The entries below contain pictures. Retype everything except those pictures, exactly as given.

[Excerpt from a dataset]
▶

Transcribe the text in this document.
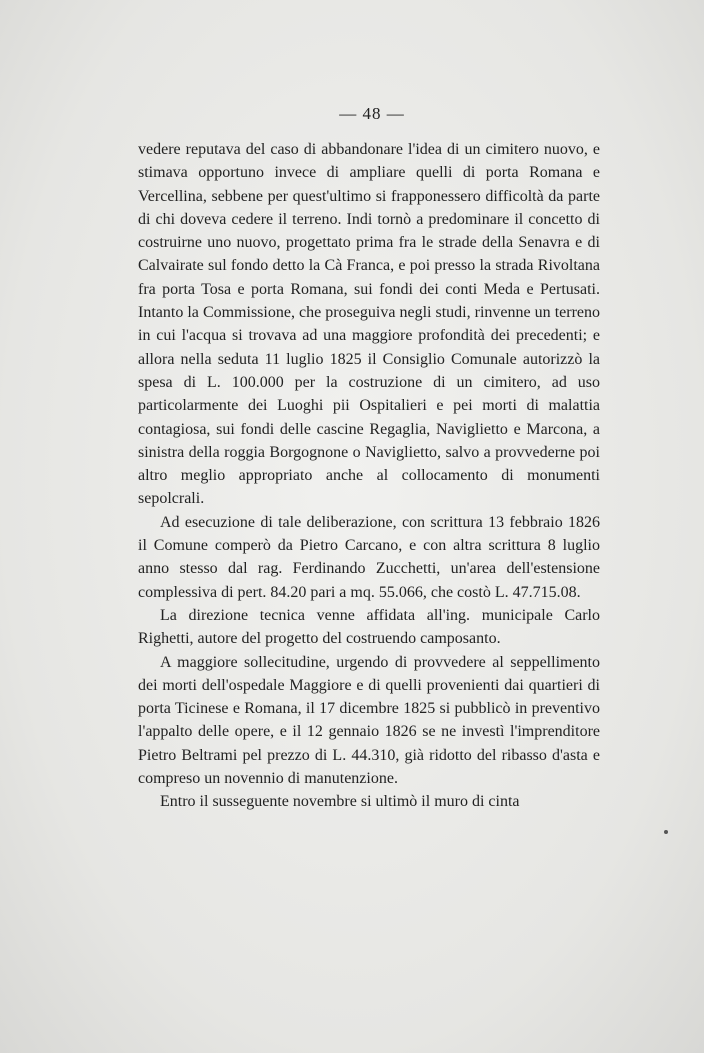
— 48 —

vedere reputava del caso di abbandonare l'idea di un cimitero nuovo, e stimava opportuno invece di ampliare quelli di porta Romana e Vercellina, sebbene per quest'ultimo si frapponessero difficoltà da parte di chi doveva cedere il terreno. Indi tornò a predominare il concetto di costruirne uno nuovo, progettato prima fra le strade della Senavra e di Calvairate sul fondo detto la Cà Franca, e poi presso la strada Rivoltana fra porta Tosa e porta Romana, sui fondi dei conti Meda e Pertusati. Intanto la Commissione, che proseguiva negli studi, rinvenne un terreno in cui l'acqua si trovava ad una maggiore profondità dei precedenti; e allora nella seduta 11 luglio 1825 il Consiglio Comunale autorizzò la spesa di L. 100.000 per la costruzione di un cimitero, ad uso particolarmente dei Luoghi pii Ospitalieri e pei morti di malattia contagiosa, sui fondi delle cascine Regaglia, Naviglietto e Marcona, a sinistra della roggia Borgognone o Naviglietto, salvo a provvederne poi altro meglio appropriato anche al collocamento di monumenti sepolcrali.

Ad esecuzione di tale deliberazione, con scrittura 13 febbraio 1826 il Comune comperò da Pietro Carcano, e con altra scrittura 8 luglio anno stesso dal rag. Ferdinando Zucchetti, un'area dell'estensione complessiva di pert. 84.20 pari a mq. 55.066, che costò L. 47.715.08.

La direzione tecnica venne affidata all'ing. municipale Carlo Righetti, autore del progetto del costruendo camposanto.

A maggiore sollecitudine, urgendo di provvedere al seppellimento dei morti dell'ospedale Maggiore e di quelli provenienti dai quartieri di porta Ticinese e Romana, il 17 dicembre 1825 si pubblicò in preventivo l'appalto delle opere, e il 12 gennaio 1826 se ne investì l'imprenditore Pietro Beltrami pel prezzo di L. 44.310, già ridotto del ribasso d'asta e compreso un novennio di manutenzione.

Entro il susseguente novembre si ultimò il muro di cinta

◀

_RESULT OF THIS TASK_.
Transcribe the text in this document.
— 48 —

vedere reputava del caso di abbandonare l'idea di un cimitero nuovo, e stimava opportuno invece di ampliare quelli di porta Romana e Vercellina, sebbene per quest'ultimo si frapponessero difficoltà da parte di chi doveva cedere il terreno. Indi tornò a predominare il concetto di costruirne uno nuovo, progettato prima fra le strade della Senavra e di Calvairate sul fondo detto la Cà Franca, e poi presso la strada Rivoltana fra porta Tosa e porta Romana, sui fondi dei conti Meda e Pertusati. Intanto la Commissione, che proseguiva negli studi, rinvenne un terreno in cui l'acqua si trovava ad una maggiore profondità dei precedenti; e allora nella seduta 11 luglio 1825 il Consiglio Comunale autorizzò la spesa di L. 100.000 per la costruzione di un cimitero, ad uso particolarmente dei Luoghi pii Ospitalieri e pei morti di malattia contagiosa, sui fondi delle cascine Regaglia, Naviglietto e Marcona, a sinistra della roggia Borgognone o Naviglietto, salvo a provvederne poi altro meglio appropriato anche al collocamento di monumenti sepolcrali.

Ad esecuzione di tale deliberazione, con scrittura 13 febbraio 1826 il Comune comperò da Pietro Carcano, e con altra scrittura 8 luglio anno stesso dal rag. Ferdinando Zucchetti, un'area dell'estensione complessiva di pert. 84.20 pari a mq. 55.066, che costò L. 47.715.08.

La direzione tecnica venne affidata all'ing. municipale Carlo Righetti, autore del progetto del costruendo camposanto.

A maggiore sollecitudine, urgendo di provvedere al seppellimento dei morti dell'ospedale Maggiore e di quelli provenienti dai quartieri di porta Ticinese e Romana, il 17 dicembre 1825 si pubblicò in preventivo l'appalto delle opere, e il 12 gennaio 1826 se ne investì l'imprenditore Pietro Beltrami pel prezzo di L. 44.310, già ridotto del ribasso d'asta e compreso un novennio di manutenzione.

Entro il susseguente novembre si ultimò il muro di cinta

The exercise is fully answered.